[Opening Given data section]

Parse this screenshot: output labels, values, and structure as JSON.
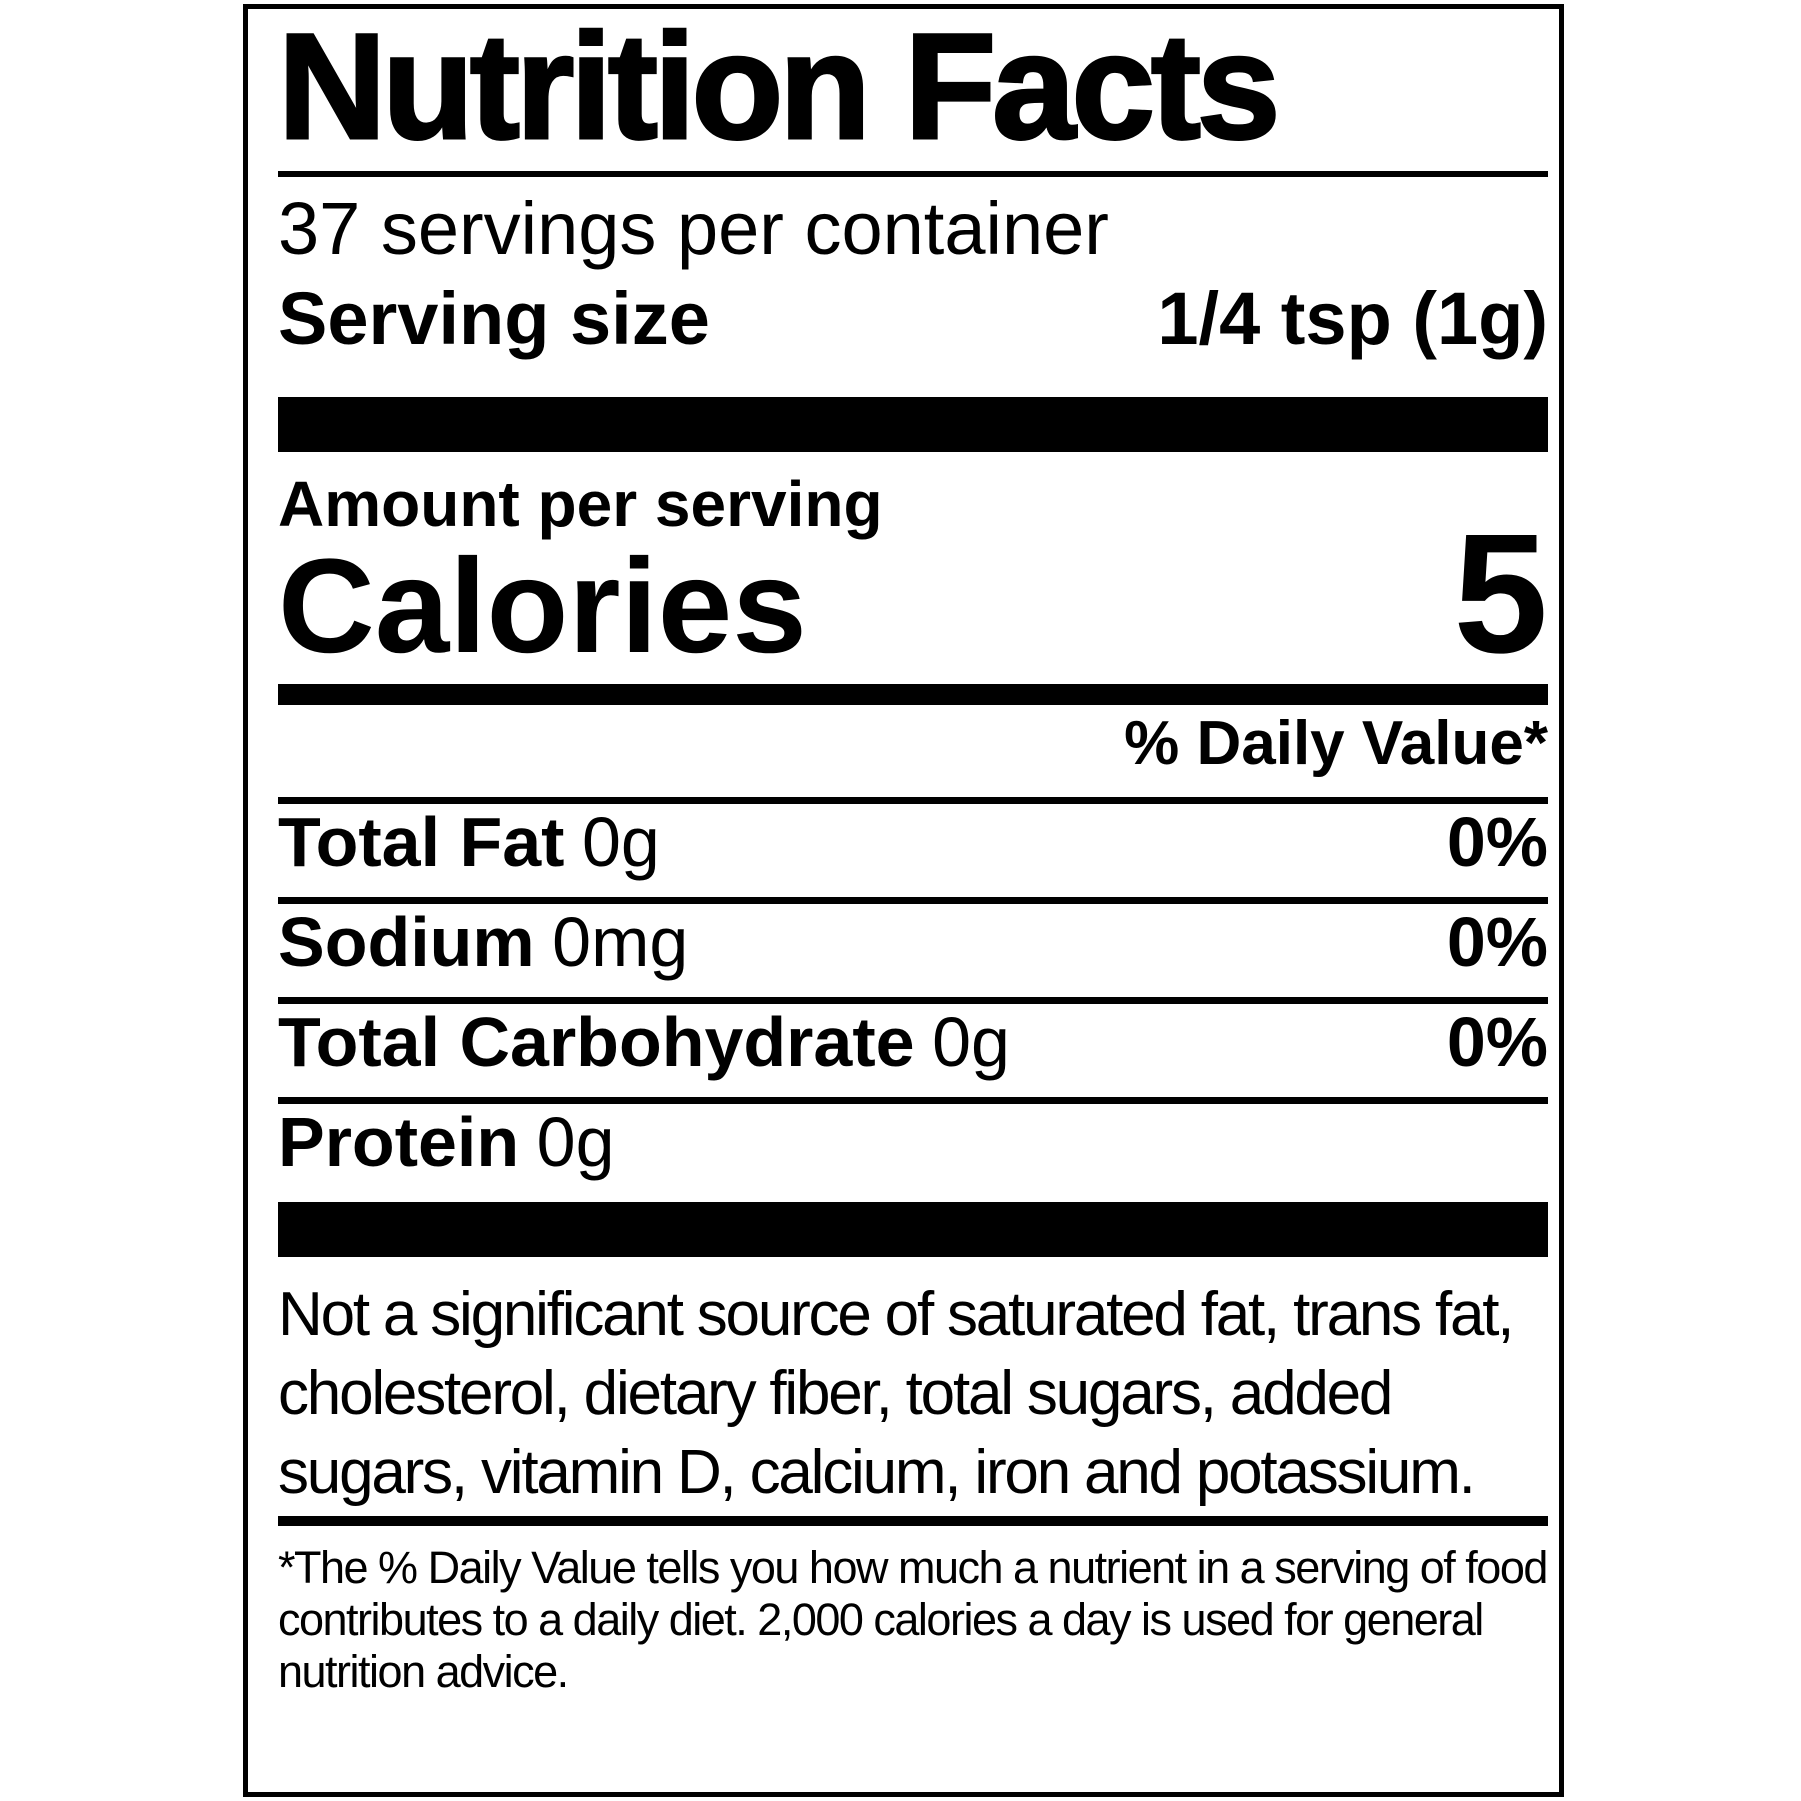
{
  "label": {
    "title": "Nutrition Facts",
    "servings_per_container": "37 servings per container",
    "serving_size": {
      "label": "Serving size",
      "value": "1/4 tsp (1g)"
    },
    "amount_per_serving": "Amount per serving",
    "calories": {
      "label": "Calories",
      "value": "5"
    },
    "daily_value_header": "% Daily Value*",
    "nutrients": [
      {
        "name": "Total Fat",
        "amount": "0g",
        "dv": "0%"
      },
      {
        "name": "Sodium",
        "amount": "0mg",
        "dv": "0%"
      },
      {
        "name": "Total Carbohydrate",
        "amount": "0g",
        "dv": "0%"
      },
      {
        "name": "Protein",
        "amount": "0g",
        "dv": ""
      }
    ],
    "not_significant_note": "Not a significant source of saturated fat, trans fat, cholesterol, dietary fiber, total sugars, added sugars, vitamin D, calcium, iron and potassium.",
    "footnote": "*The % Daily Value tells you how much a nutrient in a serving of food contributes to a daily diet. 2,000 calories a day is used for general nutrition advice."
  },
  "colors": {
    "text": "#000000",
    "background": "#ffffff"
  }
}
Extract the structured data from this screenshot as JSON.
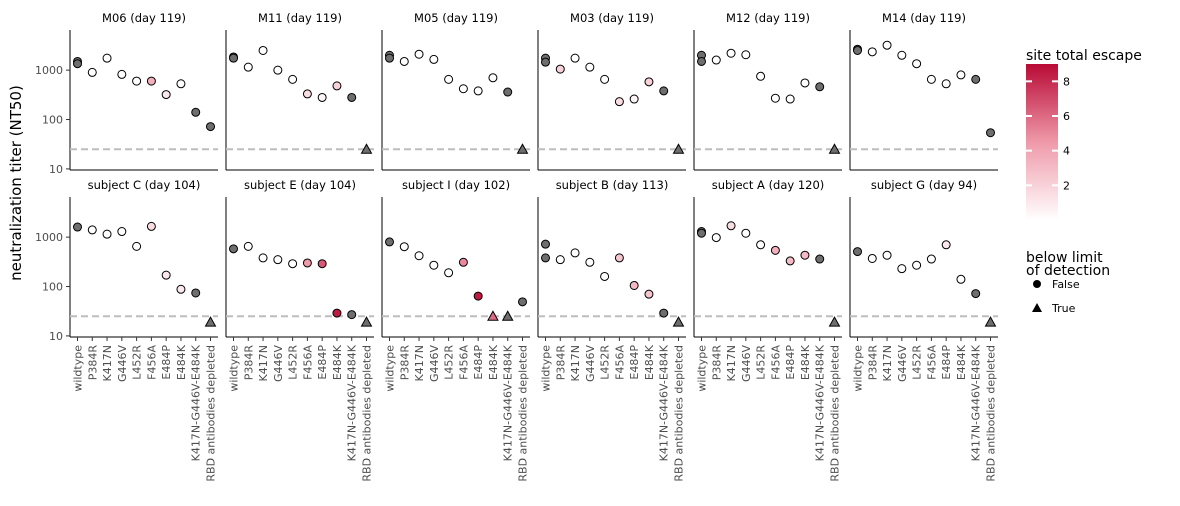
{
  "chart_data": {
    "type": "scatter",
    "ylabel": "neutralization titer (NT50)",
    "yscale": "log",
    "ylim": [
      9.5,
      6500
    ],
    "yticks": [
      10,
      100,
      1000
    ],
    "ytick_labels": [
      "10",
      "100",
      "1000"
    ],
    "limit_of_detection": 25,
    "categories": [
      "wildtype",
      "P384R",
      "K417N",
      "G446V",
      "L452R",
      "F456A",
      "E484P",
      "E484K",
      "K417N-G446V-E484K",
      "RBD antibodies depleted"
    ],
    "color_legend": {
      "title": "site total escape",
      "ticks": [
        2,
        4,
        6,
        8
      ],
      "colors": {
        "low": "#ffffff",
        "mid": "#ef99a9",
        "high": "#b80a35"
      }
    },
    "shape_legend": {
      "title_line1": "below limit",
      "title_line2": "of detection",
      "entries": [
        {
          "label": "False",
          "shape": "circle"
        },
        {
          "label": "True",
          "shape": "triangle"
        }
      ]
    },
    "panels": [
      {
        "title": "M06 (day 119)",
        "points": [
          {
            "x": "wildtype",
            "y": 1500,
            "escape": 0,
            "gray": true
          },
          {
            "x": "wildtype",
            "y": 1350,
            "escape": 0,
            "gray": true
          },
          {
            "x": "P384R",
            "y": 900,
            "escape": 0
          },
          {
            "x": "K417N",
            "y": 1750,
            "escape": 0
          },
          {
            "x": "G446V",
            "y": 820,
            "escape": 0
          },
          {
            "x": "L452R",
            "y": 600,
            "escape": 0
          },
          {
            "x": "F456A",
            "y": 600,
            "escape": 3.5
          },
          {
            "x": "E484P",
            "y": 320,
            "escape": 1
          },
          {
            "x": "E484K",
            "y": 530,
            "escape": 0
          },
          {
            "x": "K417N-G446V-E484K",
            "y": 140,
            "escape": 0,
            "gray": true
          },
          {
            "x": "RBD antibodies depleted",
            "y": 72,
            "escape": 0,
            "gray": true
          }
        ]
      },
      {
        "title": "M11 (day 119)",
        "points": [
          {
            "x": "wildtype",
            "y": 1850,
            "escape": 0,
            "gray": true
          },
          {
            "x": "wildtype",
            "y": 1750,
            "escape": 0,
            "gray": true
          },
          {
            "x": "P384R",
            "y": 1150,
            "escape": 0
          },
          {
            "x": "K417N",
            "y": 2500,
            "escape": 0
          },
          {
            "x": "G446V",
            "y": 1000,
            "escape": 0
          },
          {
            "x": "L452R",
            "y": 650,
            "escape": 0
          },
          {
            "x": "F456A",
            "y": 330,
            "escape": 1.5
          },
          {
            "x": "E484P",
            "y": 280,
            "escape": 0.5
          },
          {
            "x": "E484K",
            "y": 480,
            "escape": 2
          },
          {
            "x": "K417N-G446V-E484K",
            "y": 280,
            "escape": 0,
            "gray": true
          },
          {
            "x": "RBD antibodies depleted",
            "y": 25,
            "escape": 0,
            "gray": true,
            "lod": true
          }
        ]
      },
      {
        "title": "M05 (day 119)",
        "points": [
          {
            "x": "wildtype",
            "y": 2000,
            "escape": 0,
            "gray": true
          },
          {
            "x": "wildtype",
            "y": 1750,
            "escape": 0,
            "gray": true
          },
          {
            "x": "P384R",
            "y": 1500,
            "escape": 0
          },
          {
            "x": "K417N",
            "y": 2100,
            "escape": 0
          },
          {
            "x": "G446V",
            "y": 1650,
            "escape": 0
          },
          {
            "x": "L452R",
            "y": 650,
            "escape": 0
          },
          {
            "x": "F456A",
            "y": 420,
            "escape": 0
          },
          {
            "x": "E484P",
            "y": 380,
            "escape": 0
          },
          {
            "x": "E484K",
            "y": 700,
            "escape": 0
          },
          {
            "x": "K417N-G446V-E484K",
            "y": 360,
            "escape": 0,
            "gray": true
          },
          {
            "x": "RBD antibodies depleted",
            "y": 25,
            "escape": 0,
            "gray": true,
            "lod": true
          }
        ]
      },
      {
        "title": "M03 (day 119)",
        "points": [
          {
            "x": "wildtype",
            "y": 1750,
            "escape": 0,
            "gray": true
          },
          {
            "x": "wildtype",
            "y": 1450,
            "escape": 0,
            "gray": true
          },
          {
            "x": "P384R",
            "y": 1050,
            "escape": 2
          },
          {
            "x": "K417N",
            "y": 1750,
            "escape": 0
          },
          {
            "x": "G446V",
            "y": 1150,
            "escape": 0
          },
          {
            "x": "L452R",
            "y": 650,
            "escape": 0
          },
          {
            "x": "F456A",
            "y": 230,
            "escape": 1.5
          },
          {
            "x": "E484P",
            "y": 260,
            "escape": 0.5
          },
          {
            "x": "E484K",
            "y": 580,
            "escape": 2
          },
          {
            "x": "K417N-G446V-E484K",
            "y": 380,
            "escape": 0,
            "gray": true
          },
          {
            "x": "RBD antibodies depleted",
            "y": 25,
            "escape": 0,
            "gray": true,
            "lod": true
          }
        ]
      },
      {
        "title": "M12 (day 119)",
        "points": [
          {
            "x": "wildtype",
            "y": 2000,
            "escape": 0,
            "gray": true
          },
          {
            "x": "wildtype",
            "y": 1500,
            "escape": 0,
            "gray": true
          },
          {
            "x": "P384R",
            "y": 1600,
            "escape": 0
          },
          {
            "x": "K417N",
            "y": 2200,
            "escape": 0
          },
          {
            "x": "G446V",
            "y": 2050,
            "escape": 0
          },
          {
            "x": "L452R",
            "y": 750,
            "escape": 0
          },
          {
            "x": "F456A",
            "y": 270,
            "escape": 0
          },
          {
            "x": "E484P",
            "y": 260,
            "escape": 0
          },
          {
            "x": "E484K",
            "y": 550,
            "escape": 0
          },
          {
            "x": "K417N-G446V-E484K",
            "y": 460,
            "escape": 0,
            "gray": true
          },
          {
            "x": "RBD antibodies depleted",
            "y": 25,
            "escape": 0,
            "gray": true,
            "lod": true
          }
        ]
      },
      {
        "title": "M14 (day 119)",
        "points": [
          {
            "x": "wildtype",
            "y": 2650,
            "escape": 0,
            "gray": true
          },
          {
            "x": "wildtype",
            "y": 2500,
            "escape": 0,
            "gray": true
          },
          {
            "x": "P384R",
            "y": 2350,
            "escape": 0
          },
          {
            "x": "K417N",
            "y": 3200,
            "escape": 0
          },
          {
            "x": "G446V",
            "y": 2000,
            "escape": 0
          },
          {
            "x": "L452R",
            "y": 1350,
            "escape": 0
          },
          {
            "x": "F456A",
            "y": 650,
            "escape": 0
          },
          {
            "x": "E484P",
            "y": 530,
            "escape": 0
          },
          {
            "x": "E484K",
            "y": 800,
            "escape": 0
          },
          {
            "x": "K417N-G446V-E484K",
            "y": 650,
            "escape": 0,
            "gray": true
          },
          {
            "x": "RBD antibodies depleted",
            "y": 54,
            "escape": 0,
            "gray": true
          }
        ]
      },
      {
        "title": "subject C (day 104)",
        "points": [
          {
            "x": "wildtype",
            "y": 1600,
            "escape": 0,
            "gray": true
          },
          {
            "x": "P384R",
            "y": 1400,
            "escape": 0
          },
          {
            "x": "K417N",
            "y": 1150,
            "escape": 0
          },
          {
            "x": "G446V",
            "y": 1300,
            "escape": 0
          },
          {
            "x": "L452R",
            "y": 650,
            "escape": 0
          },
          {
            "x": "F456A",
            "y": 1650,
            "escape": 1.5
          },
          {
            "x": "E484P",
            "y": 170,
            "escape": 1
          },
          {
            "x": "E484K",
            "y": 88,
            "escape": 1
          },
          {
            "x": "K417N-G446V-E484K",
            "y": 74,
            "escape": 0,
            "gray": true
          },
          {
            "x": "RBD antibodies depleted",
            "y": 19,
            "escape": 0,
            "gray": true,
            "lod": true
          }
        ]
      },
      {
        "title": "subject E (day 104)",
        "points": [
          {
            "x": "wildtype",
            "y": 580,
            "escape": 0,
            "gray": true
          },
          {
            "x": "P384R",
            "y": 650,
            "escape": 0
          },
          {
            "x": "K417N",
            "y": 380,
            "escape": 0
          },
          {
            "x": "G446V",
            "y": 350,
            "escape": 0
          },
          {
            "x": "L452R",
            "y": 290,
            "escape": 0
          },
          {
            "x": "F456A",
            "y": 300,
            "escape": 4.5
          },
          {
            "x": "E484P",
            "y": 290,
            "escape": 6.5
          },
          {
            "x": "E484K",
            "y": 29,
            "escape": 8.5
          },
          {
            "x": "K417N-G446V-E484K",
            "y": 27,
            "escape": 0,
            "gray": true
          },
          {
            "x": "RBD antibodies depleted",
            "y": 19,
            "escape": 0,
            "gray": true,
            "lod": true
          }
        ]
      },
      {
        "title": "subject I (day 102)",
        "points": [
          {
            "x": "wildtype",
            "y": 800,
            "escape": 0,
            "gray": true
          },
          {
            "x": "P384R",
            "y": 640,
            "escape": 0
          },
          {
            "x": "K417N",
            "y": 420,
            "escape": 0
          },
          {
            "x": "G446V",
            "y": 270,
            "escape": 0
          },
          {
            "x": "L452R",
            "y": 190,
            "escape": 0
          },
          {
            "x": "F456A",
            "y": 310,
            "escape": 5
          },
          {
            "x": "E484P",
            "y": 64,
            "escape": 8.5
          },
          {
            "x": "E484K",
            "y": 25,
            "escape": 6,
            "lod": true
          },
          {
            "x": "K417N-G446V-E484K",
            "y": 25,
            "escape": 0,
            "gray": true,
            "lod": true
          },
          {
            "x": "RBD antibodies depleted",
            "y": 49,
            "escape": 0,
            "gray": true
          }
        ]
      },
      {
        "title": "subject B (day 113)",
        "points": [
          {
            "x": "wildtype",
            "y": 720,
            "escape": 0,
            "gray": true
          },
          {
            "x": "wildtype",
            "y": 380,
            "escape": 0,
            "gray": true
          },
          {
            "x": "P384R",
            "y": 350,
            "escape": 0
          },
          {
            "x": "K417N",
            "y": 480,
            "escape": 0
          },
          {
            "x": "G446V",
            "y": 310,
            "escape": 0
          },
          {
            "x": "L452R",
            "y": 160,
            "escape": 0
          },
          {
            "x": "F456A",
            "y": 380,
            "escape": 2.5
          },
          {
            "x": "E484P",
            "y": 105,
            "escape": 3
          },
          {
            "x": "E484K",
            "y": 70,
            "escape": 2.5
          },
          {
            "x": "K417N-G446V-E484K",
            "y": 29,
            "escape": 0,
            "gray": true
          },
          {
            "x": "RBD antibodies depleted",
            "y": 19,
            "escape": 0,
            "gray": true,
            "lod": true
          }
        ]
      },
      {
        "title": "subject A (day 120)",
        "points": [
          {
            "x": "wildtype",
            "y": 1300,
            "escape": 0,
            "gray": true
          },
          {
            "x": "wildtype",
            "y": 1200,
            "escape": 0,
            "gray": true
          },
          {
            "x": "P384R",
            "y": 980,
            "escape": 0
          },
          {
            "x": "K417N",
            "y": 1700,
            "escape": 1.5
          },
          {
            "x": "G446V",
            "y": 1200,
            "escape": 0
          },
          {
            "x": "L452R",
            "y": 700,
            "escape": 0
          },
          {
            "x": "F456A",
            "y": 540,
            "escape": 3.5
          },
          {
            "x": "E484P",
            "y": 330,
            "escape": 3
          },
          {
            "x": "E484K",
            "y": 430,
            "escape": 3
          },
          {
            "x": "K417N-G446V-E484K",
            "y": 360,
            "escape": 0,
            "gray": true
          },
          {
            "x": "RBD antibodies depleted",
            "y": 19,
            "escape": 0,
            "gray": true,
            "lod": true
          }
        ]
      },
      {
        "title": "subject G (day 94)",
        "points": [
          {
            "x": "wildtype",
            "y": 510,
            "escape": 0,
            "gray": true
          },
          {
            "x": "P384R",
            "y": 370,
            "escape": 0
          },
          {
            "x": "K417N",
            "y": 430,
            "escape": 0
          },
          {
            "x": "G446V",
            "y": 230,
            "escape": 0
          },
          {
            "x": "L452R",
            "y": 270,
            "escape": 0
          },
          {
            "x": "F456A",
            "y": 360,
            "escape": 0
          },
          {
            "x": "E484P",
            "y": 700,
            "escape": 1
          },
          {
            "x": "E484K",
            "y": 140,
            "escape": 0
          },
          {
            "x": "K417N-G446V-E484K",
            "y": 72,
            "escape": 0,
            "gray": true
          },
          {
            "x": "RBD antibodies depleted",
            "y": 19,
            "escape": 0,
            "gray": true,
            "lod": true
          }
        ]
      }
    ]
  }
}
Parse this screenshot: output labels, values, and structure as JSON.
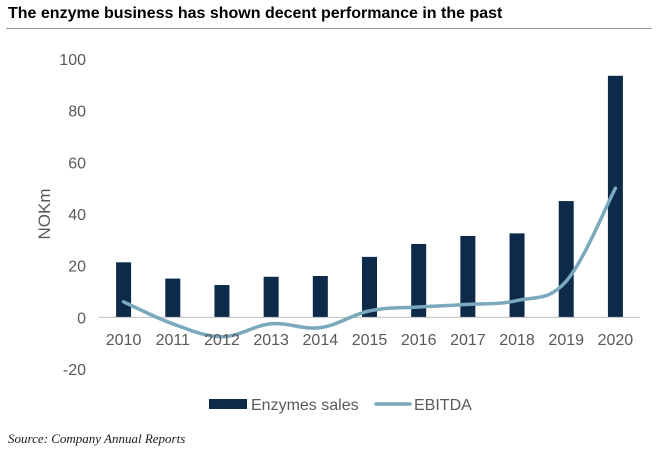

[Closing Given data section]

**Exercise requirements:** If a line in the records above holds the string "name", copy it out.

**Final answer:**
        "name": "Total Fat",
        "name": "Sodium",
        "name": "Total Carbohydrate",
        "name": "Protein",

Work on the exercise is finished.